**Task objective**. Give every entry again, unchanged, and leave its images out.

**Information given**.
'''

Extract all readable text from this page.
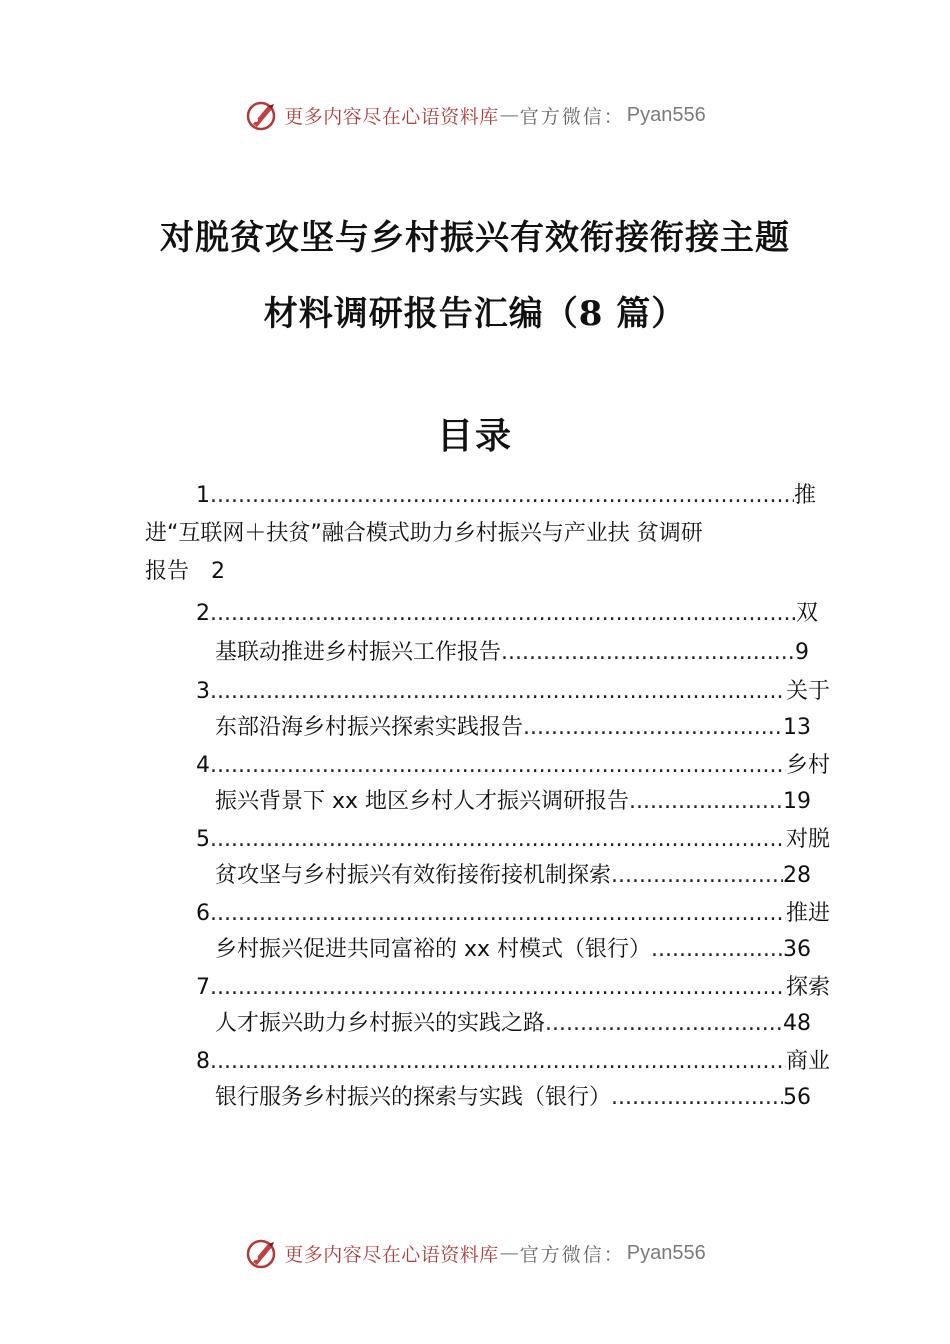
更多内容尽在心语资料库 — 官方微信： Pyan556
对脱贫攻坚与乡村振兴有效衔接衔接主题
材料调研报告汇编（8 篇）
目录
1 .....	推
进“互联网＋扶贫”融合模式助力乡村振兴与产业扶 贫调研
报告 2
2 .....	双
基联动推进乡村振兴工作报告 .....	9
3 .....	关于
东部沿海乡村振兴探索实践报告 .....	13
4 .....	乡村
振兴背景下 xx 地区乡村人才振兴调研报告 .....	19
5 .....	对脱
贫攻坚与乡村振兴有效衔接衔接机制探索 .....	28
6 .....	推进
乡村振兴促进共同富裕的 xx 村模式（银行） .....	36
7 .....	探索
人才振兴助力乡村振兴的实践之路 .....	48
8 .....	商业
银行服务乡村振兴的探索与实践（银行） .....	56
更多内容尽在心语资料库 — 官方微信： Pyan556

'''

**Correct answer**.
Extract all readable text from this page.
更多内容尽在心语资料库 — 官方微信： Pyan556
对脱贫攻坚与乡村振兴有效衔接衔接主题
材料调研报告汇编（8 篇）
目录
1 .....	推
进“互联网＋扶贫”融合模式助力乡村振兴与产业扶 贫调研
报告 2
2 .....	双
基联动推进乡村振兴工作报告 .....	9
3 .....	关于
东部沿海乡村振兴探索实践报告 .....	13
4 .....	乡村
振兴背景下 xx 地区乡村人才振兴调研报告 .....	19
5 .....	对脱
贫攻坚与乡村振兴有效衔接衔接机制探索 .....	28
6 .....	推进
乡村振兴促进共同富裕的 xx 村模式（银行） .....	36
7 .....	探索
人才振兴助力乡村振兴的实践之路 .....	48
8 .....	商业
银行服务乡村振兴的探索与实践（银行） .....	56
更多内容尽在心语资料库 — 官方微信： Pyan556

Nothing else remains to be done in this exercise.